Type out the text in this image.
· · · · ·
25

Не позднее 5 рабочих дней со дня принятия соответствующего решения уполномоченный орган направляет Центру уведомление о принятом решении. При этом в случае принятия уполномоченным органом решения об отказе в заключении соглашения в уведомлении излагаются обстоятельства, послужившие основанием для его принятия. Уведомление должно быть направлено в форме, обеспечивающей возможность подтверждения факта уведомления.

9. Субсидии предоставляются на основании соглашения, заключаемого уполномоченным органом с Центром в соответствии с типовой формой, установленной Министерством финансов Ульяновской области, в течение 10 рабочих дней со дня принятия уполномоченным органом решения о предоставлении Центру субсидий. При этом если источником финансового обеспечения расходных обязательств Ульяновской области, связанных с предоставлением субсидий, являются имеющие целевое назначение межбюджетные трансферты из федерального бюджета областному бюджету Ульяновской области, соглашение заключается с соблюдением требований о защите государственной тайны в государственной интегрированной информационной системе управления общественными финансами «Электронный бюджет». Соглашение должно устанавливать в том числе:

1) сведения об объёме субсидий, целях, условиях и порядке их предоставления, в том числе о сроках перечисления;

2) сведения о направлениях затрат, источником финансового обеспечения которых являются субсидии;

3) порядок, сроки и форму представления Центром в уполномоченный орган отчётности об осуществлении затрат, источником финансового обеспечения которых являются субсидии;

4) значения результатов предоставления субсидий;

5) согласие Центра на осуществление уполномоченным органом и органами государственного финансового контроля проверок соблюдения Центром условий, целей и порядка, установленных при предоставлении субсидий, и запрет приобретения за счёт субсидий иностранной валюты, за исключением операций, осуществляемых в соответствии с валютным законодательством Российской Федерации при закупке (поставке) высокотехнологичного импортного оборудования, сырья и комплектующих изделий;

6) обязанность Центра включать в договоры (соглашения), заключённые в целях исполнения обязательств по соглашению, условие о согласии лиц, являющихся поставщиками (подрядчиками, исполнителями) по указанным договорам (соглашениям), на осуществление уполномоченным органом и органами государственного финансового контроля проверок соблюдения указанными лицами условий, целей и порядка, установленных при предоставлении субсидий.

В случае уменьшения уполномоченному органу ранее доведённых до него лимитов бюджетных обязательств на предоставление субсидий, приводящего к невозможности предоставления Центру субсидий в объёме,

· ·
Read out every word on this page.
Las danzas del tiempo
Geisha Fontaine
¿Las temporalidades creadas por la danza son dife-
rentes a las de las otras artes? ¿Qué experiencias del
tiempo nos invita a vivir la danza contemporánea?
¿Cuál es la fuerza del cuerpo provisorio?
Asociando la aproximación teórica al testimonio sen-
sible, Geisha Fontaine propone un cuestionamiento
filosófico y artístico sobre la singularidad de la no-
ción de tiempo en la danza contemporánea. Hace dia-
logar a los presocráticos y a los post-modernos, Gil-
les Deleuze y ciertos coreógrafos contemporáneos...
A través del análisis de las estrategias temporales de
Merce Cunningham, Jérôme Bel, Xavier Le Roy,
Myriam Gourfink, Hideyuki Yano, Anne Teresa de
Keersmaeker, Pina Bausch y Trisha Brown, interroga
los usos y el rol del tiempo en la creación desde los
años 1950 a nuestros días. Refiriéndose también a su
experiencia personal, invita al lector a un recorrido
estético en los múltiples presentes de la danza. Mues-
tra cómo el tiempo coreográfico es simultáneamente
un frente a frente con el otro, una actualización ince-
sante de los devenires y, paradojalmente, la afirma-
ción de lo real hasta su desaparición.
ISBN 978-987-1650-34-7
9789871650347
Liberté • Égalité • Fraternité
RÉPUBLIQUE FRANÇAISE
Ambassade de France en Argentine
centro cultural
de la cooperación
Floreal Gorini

§ **PROMPT**
Count each line above in which the string "сведения" appears, then state only the total.

§ **FINAL RESULT**
2